---------- Data supplied

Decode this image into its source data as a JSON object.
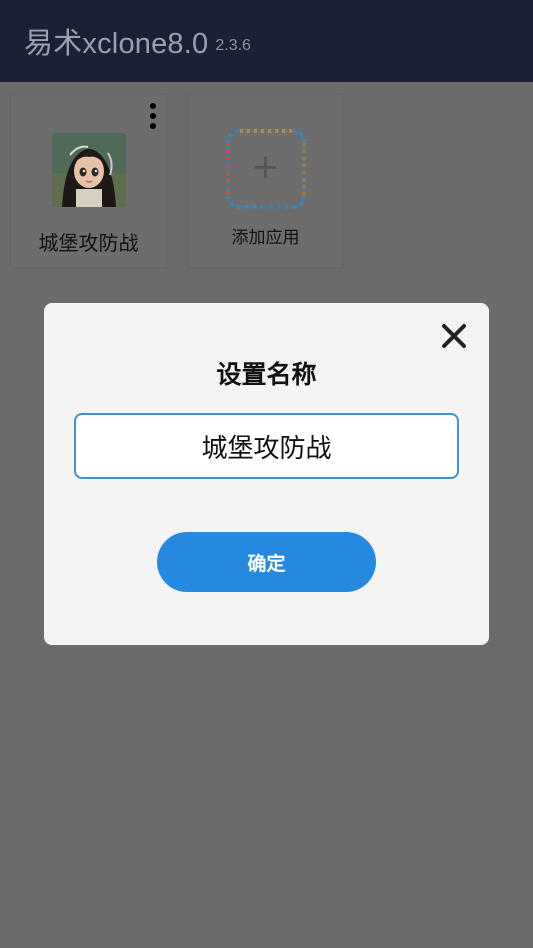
{
  "header": {
    "title": "易术xclone8.0",
    "version": "2.3.6"
  },
  "apps": [
    {
      "label": "城堡攻防战",
      "icon": "game-character-icon"
    }
  ],
  "add_app": {
    "label": "添加应用",
    "icon": "plus-icon"
  },
  "dialog": {
    "title": "设置名称",
    "input_value": "城堡攻防战",
    "confirm_label": "确定",
    "close_icon": "close-icon"
  },
  "colors": {
    "header_bg": "#1a2134",
    "overlay_bg": "#6b6b6b",
    "dialog_bg": "#f4f4f4",
    "accent": "#2589e0",
    "input_border": "#3f93d2"
  }
}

--------------------

(Job): Print the complete listing exactly, apart from any pictures.

(Response below):
Decode this image into its source data as a JSON object.
{
  "header": {
    "title": "易术xclone8.0",
    "version": "2.3.6"
  },
  "apps": [
    {
      "label": "城堡攻防战",
      "icon": "game-character-icon"
    }
  ],
  "add_app": {
    "label": "添加应用",
    "icon": "plus-icon"
  },
  "dialog": {
    "title": "设置名称",
    "input_value": "城堡攻防战",
    "confirm_label": "确定",
    "close_icon": "close-icon"
  },
  "colors": {
    "header_bg": "#1a2134",
    "overlay_bg": "#6b6b6b",
    "dialog_bg": "#f4f4f4",
    "accent": "#2589e0",
    "input_border": "#3f93d2"
  }
}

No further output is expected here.